* **GOAL**
Identify every line in the records below that contains the word "regulated", and reproduce each one.

* **WORKING DATA**
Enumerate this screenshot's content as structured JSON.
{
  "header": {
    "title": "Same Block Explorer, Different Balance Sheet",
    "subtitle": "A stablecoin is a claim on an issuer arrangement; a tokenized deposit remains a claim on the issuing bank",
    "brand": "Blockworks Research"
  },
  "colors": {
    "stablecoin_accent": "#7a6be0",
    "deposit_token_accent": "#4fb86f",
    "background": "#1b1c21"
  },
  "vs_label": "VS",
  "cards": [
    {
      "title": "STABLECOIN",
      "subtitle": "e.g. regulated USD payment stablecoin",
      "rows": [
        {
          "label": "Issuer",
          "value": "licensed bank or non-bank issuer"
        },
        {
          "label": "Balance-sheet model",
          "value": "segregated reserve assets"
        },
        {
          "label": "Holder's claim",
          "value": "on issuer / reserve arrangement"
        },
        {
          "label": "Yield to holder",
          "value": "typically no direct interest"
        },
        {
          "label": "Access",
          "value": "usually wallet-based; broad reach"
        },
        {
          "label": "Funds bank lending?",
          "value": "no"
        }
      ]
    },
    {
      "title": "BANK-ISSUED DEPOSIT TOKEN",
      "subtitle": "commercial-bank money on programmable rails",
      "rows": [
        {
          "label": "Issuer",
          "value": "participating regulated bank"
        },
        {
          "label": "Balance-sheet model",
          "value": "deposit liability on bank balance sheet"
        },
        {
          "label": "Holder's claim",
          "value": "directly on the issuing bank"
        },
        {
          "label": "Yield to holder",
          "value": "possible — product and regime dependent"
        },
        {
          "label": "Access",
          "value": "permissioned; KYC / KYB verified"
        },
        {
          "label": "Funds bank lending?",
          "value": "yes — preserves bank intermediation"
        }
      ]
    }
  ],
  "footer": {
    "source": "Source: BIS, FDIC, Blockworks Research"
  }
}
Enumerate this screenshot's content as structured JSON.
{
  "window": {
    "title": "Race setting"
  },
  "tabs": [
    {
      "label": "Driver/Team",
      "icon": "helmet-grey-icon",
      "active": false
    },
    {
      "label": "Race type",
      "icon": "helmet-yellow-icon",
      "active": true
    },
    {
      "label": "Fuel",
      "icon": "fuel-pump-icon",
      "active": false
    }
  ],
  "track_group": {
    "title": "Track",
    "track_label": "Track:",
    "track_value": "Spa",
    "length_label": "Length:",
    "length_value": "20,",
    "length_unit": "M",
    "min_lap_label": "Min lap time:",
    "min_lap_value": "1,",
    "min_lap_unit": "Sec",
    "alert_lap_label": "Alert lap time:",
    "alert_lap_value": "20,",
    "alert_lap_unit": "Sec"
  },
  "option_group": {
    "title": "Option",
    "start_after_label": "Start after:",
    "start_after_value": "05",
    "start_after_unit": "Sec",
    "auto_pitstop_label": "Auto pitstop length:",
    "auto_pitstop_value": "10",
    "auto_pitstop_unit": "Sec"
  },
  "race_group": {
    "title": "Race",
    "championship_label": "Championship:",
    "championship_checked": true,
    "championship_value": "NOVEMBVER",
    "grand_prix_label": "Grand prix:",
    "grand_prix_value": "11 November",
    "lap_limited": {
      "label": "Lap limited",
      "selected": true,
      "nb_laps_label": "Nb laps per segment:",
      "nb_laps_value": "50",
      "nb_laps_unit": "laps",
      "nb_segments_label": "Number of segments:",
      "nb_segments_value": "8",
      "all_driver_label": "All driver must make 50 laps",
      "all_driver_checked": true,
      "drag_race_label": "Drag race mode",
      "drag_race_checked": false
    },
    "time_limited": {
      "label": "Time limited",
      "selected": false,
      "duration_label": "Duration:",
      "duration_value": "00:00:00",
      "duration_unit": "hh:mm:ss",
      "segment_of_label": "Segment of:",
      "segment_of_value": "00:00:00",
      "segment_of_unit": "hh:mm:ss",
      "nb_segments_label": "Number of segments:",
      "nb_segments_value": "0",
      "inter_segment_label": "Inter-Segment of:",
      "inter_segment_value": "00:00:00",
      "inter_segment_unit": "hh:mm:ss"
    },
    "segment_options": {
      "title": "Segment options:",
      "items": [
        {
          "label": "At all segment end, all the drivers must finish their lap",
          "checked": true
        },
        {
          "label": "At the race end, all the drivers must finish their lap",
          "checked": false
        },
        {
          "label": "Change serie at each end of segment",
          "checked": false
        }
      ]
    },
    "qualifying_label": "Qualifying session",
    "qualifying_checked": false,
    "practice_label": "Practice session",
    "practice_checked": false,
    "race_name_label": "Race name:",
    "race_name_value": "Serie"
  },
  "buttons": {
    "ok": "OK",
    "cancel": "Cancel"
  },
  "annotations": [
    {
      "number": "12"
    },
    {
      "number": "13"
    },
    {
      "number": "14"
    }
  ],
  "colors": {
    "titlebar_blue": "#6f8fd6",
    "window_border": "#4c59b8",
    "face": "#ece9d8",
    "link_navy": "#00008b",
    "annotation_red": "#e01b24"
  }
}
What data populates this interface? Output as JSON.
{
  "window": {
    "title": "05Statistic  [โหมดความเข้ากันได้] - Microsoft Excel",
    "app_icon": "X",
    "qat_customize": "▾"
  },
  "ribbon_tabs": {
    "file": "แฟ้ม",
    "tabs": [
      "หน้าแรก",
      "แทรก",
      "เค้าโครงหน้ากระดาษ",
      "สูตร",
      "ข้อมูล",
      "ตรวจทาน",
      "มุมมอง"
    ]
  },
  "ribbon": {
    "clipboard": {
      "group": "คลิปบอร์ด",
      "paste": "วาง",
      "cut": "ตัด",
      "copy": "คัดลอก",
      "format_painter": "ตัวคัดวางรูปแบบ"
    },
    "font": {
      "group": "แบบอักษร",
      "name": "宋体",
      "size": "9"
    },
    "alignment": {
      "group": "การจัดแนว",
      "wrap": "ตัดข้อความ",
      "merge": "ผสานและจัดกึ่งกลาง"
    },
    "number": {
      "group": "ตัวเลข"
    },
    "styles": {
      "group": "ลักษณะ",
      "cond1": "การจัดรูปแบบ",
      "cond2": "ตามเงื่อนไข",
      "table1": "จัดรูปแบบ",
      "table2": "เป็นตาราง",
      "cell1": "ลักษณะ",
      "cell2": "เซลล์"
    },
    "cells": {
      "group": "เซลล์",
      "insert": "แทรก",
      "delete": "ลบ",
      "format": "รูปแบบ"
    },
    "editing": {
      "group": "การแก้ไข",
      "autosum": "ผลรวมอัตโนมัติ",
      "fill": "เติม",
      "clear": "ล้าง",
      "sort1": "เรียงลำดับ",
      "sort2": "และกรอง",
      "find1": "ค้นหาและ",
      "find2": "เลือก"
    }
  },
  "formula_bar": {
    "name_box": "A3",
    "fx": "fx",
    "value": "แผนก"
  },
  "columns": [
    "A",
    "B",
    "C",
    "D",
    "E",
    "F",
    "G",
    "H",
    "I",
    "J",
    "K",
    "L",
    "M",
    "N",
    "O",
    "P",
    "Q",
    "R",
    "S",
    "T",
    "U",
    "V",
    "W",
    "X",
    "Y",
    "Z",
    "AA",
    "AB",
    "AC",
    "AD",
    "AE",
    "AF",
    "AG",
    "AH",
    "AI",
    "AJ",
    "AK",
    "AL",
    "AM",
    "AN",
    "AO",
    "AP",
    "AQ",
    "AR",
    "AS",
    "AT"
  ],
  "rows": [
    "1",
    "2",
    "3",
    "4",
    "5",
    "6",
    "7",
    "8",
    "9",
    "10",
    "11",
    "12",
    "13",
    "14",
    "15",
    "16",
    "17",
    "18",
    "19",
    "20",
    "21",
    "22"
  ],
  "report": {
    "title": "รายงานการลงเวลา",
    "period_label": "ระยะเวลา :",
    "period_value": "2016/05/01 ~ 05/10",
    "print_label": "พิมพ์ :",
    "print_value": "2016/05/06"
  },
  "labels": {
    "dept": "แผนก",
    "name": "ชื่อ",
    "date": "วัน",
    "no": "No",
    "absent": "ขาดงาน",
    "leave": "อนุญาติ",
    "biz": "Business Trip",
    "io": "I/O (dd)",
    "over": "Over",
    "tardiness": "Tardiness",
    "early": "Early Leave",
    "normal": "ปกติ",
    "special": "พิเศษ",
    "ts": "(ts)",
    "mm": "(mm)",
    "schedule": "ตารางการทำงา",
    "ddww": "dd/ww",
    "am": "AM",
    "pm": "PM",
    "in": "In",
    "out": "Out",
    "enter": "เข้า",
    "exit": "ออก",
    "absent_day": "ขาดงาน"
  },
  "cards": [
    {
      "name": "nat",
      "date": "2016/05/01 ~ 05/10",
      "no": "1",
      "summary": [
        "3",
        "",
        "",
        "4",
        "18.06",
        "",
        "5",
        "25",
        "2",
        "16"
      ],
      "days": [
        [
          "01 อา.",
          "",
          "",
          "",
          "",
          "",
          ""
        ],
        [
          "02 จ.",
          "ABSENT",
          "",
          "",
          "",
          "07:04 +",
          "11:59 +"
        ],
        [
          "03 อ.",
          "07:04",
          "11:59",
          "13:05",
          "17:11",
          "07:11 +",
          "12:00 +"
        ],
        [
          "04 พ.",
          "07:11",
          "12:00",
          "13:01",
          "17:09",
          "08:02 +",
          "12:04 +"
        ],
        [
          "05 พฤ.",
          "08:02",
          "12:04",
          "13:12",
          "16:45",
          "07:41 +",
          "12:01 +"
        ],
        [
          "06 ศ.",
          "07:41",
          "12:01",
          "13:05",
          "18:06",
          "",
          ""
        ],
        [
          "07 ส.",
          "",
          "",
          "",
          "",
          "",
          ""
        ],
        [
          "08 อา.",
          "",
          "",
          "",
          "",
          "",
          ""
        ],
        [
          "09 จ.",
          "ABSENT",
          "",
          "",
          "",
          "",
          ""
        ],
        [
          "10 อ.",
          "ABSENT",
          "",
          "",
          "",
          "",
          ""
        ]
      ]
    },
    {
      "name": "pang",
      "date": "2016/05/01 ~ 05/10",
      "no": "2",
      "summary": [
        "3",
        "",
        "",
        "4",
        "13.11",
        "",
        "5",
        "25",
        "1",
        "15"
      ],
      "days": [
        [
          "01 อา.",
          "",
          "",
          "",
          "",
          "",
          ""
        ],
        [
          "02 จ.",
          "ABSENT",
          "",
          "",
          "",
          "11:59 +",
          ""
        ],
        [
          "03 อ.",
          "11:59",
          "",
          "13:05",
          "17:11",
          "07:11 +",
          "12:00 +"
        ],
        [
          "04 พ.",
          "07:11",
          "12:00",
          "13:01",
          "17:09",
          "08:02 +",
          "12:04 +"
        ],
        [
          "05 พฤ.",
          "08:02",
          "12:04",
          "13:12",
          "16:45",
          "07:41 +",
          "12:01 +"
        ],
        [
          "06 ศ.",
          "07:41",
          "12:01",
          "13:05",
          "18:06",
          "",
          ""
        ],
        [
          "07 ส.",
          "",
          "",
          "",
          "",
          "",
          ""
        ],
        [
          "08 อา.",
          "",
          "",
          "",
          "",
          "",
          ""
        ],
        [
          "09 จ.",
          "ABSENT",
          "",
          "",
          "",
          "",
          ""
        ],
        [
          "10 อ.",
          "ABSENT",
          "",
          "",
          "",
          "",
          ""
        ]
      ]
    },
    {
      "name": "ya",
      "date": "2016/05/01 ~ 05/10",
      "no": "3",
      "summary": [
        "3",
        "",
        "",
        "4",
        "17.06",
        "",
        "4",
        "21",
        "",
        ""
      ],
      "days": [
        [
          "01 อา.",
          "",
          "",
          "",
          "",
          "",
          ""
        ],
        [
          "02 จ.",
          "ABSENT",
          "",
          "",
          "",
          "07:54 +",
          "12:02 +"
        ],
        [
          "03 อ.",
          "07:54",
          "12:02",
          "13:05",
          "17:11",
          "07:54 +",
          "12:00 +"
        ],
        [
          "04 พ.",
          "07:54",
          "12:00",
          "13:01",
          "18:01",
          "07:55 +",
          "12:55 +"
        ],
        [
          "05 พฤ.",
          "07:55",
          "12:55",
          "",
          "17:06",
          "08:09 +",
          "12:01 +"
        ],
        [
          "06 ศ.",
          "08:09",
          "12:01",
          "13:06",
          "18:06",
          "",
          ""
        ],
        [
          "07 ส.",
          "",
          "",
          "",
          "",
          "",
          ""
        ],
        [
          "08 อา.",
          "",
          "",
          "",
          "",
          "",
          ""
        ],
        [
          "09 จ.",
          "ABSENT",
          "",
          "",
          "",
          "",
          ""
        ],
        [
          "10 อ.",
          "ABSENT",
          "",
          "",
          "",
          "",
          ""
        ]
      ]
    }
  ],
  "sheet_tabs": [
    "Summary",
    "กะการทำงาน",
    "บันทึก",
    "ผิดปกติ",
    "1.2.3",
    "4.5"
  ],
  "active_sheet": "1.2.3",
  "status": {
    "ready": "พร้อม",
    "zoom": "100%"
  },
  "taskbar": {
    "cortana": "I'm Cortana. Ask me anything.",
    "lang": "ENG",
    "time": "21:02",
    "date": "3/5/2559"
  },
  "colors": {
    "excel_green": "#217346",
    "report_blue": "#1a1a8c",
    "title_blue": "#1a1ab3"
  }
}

* **OUTPUT FOR THIS TASK**
      "subtitle": "e.g. regulated USD payment stablecoin",
          "value": "participating regulated bank"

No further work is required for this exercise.